+++ MATERIALS PROVIDED +++

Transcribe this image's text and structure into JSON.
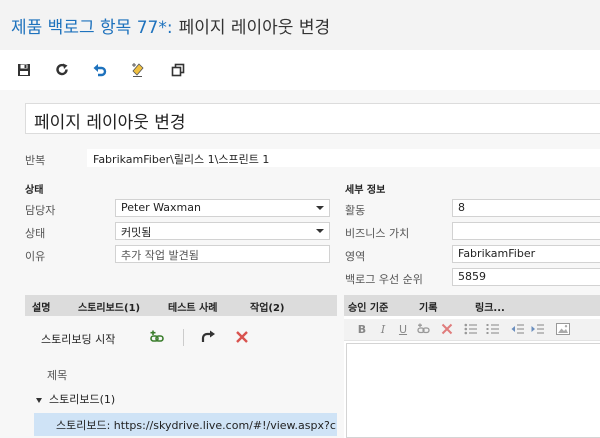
{
  "header": {
    "item_ref": "제품 백로그 항목 77*:",
    "item_name": "페이지 레이아웃 변경"
  },
  "toolbar": {
    "icons": [
      "save-icon",
      "refresh-icon",
      "undo-icon",
      "clear-formatting-icon",
      "copy-icon"
    ]
  },
  "form": {
    "title": "페이지 레이아웃 변경",
    "iteration_label": "반복",
    "iteration_value": "FabrikamFiber\\릴리스 1\\스프린트 1",
    "status_section": "상태",
    "assigned_label": "담당자",
    "assigned_value": "Peter Waxman",
    "state_label": "상태",
    "state_value": "커밋됨",
    "reason_label": "이유",
    "reason_value": "추가 작업 발견됨",
    "details_section": "세부 정보",
    "activity_label": "활동",
    "activity_value": "8",
    "business_value_label": "비즈니스 가치",
    "business_value_value": "",
    "area_label": "영역",
    "area_value": "FabrikamFiber",
    "backlog_priority_label": "백로그 우선 순위",
    "backlog_priority_value": "5859"
  },
  "left_tabs": [
    "설명",
    "스토리보드(1)",
    "테스트 사례",
    "작업(2)"
  ],
  "right_tabs": [
    "승인 기준",
    "기록",
    "링크..."
  ],
  "storyboard": {
    "start_label": "스토리보딩 시작",
    "column_header": "제목",
    "group_label": "스토리보드(1)",
    "item": "스토리보드: https://skydrive.live.com/#!/view.aspx?c..."
  },
  "editor": {
    "buttons": [
      "B",
      "I",
      "U"
    ]
  },
  "colors": {
    "accent": "#1e72bd",
    "delete": "#d9534f",
    "selected_row": "#cfe3f6"
  }
}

+++

INSTRUCTION =
Write out the material above once more, exactly as it reads, with no pictures.

RIGHT ANSWER =
Transcribe this image's text and structure into JSON.
{
  "header": {
    "item_ref": "제품 백로그 항목 77*:",
    "item_name": "페이지 레이아웃 변경"
  },
  "toolbar": {
    "icons": [
      "save-icon",
      "refresh-icon",
      "undo-icon",
      "clear-formatting-icon",
      "copy-icon"
    ]
  },
  "form": {
    "title": "페이지 레이아웃 변경",
    "iteration_label": "반복",
    "iteration_value": "FabrikamFiber\\릴리스 1\\스프린트 1",
    "status_section": "상태",
    "assigned_label": "담당자",
    "assigned_value": "Peter Waxman",
    "state_label": "상태",
    "state_value": "커밋됨",
    "reason_label": "이유",
    "reason_value": "추가 작업 발견됨",
    "details_section": "세부 정보",
    "activity_label": "활동",
    "activity_value": "8",
    "business_value_label": "비즈니스 가치",
    "business_value_value": "",
    "area_label": "영역",
    "area_value": "FabrikamFiber",
    "backlog_priority_label": "백로그 우선 순위",
    "backlog_priority_value": "5859"
  },
  "left_tabs": [
    "설명",
    "스토리보드(1)",
    "테스트 사례",
    "작업(2)"
  ],
  "right_tabs": [
    "승인 기준",
    "기록",
    "링크..."
  ],
  "storyboard": {
    "start_label": "스토리보딩 시작",
    "column_header": "제목",
    "group_label": "스토리보드(1)",
    "item": "스토리보드: https://skydrive.live.com/#!/view.aspx?c..."
  },
  "editor": {
    "buttons": [
      "B",
      "I",
      "U"
    ]
  },
  "colors": {
    "accent": "#1e72bd",
    "delete": "#d9534f",
    "selected_row": "#cfe3f6"
  }
}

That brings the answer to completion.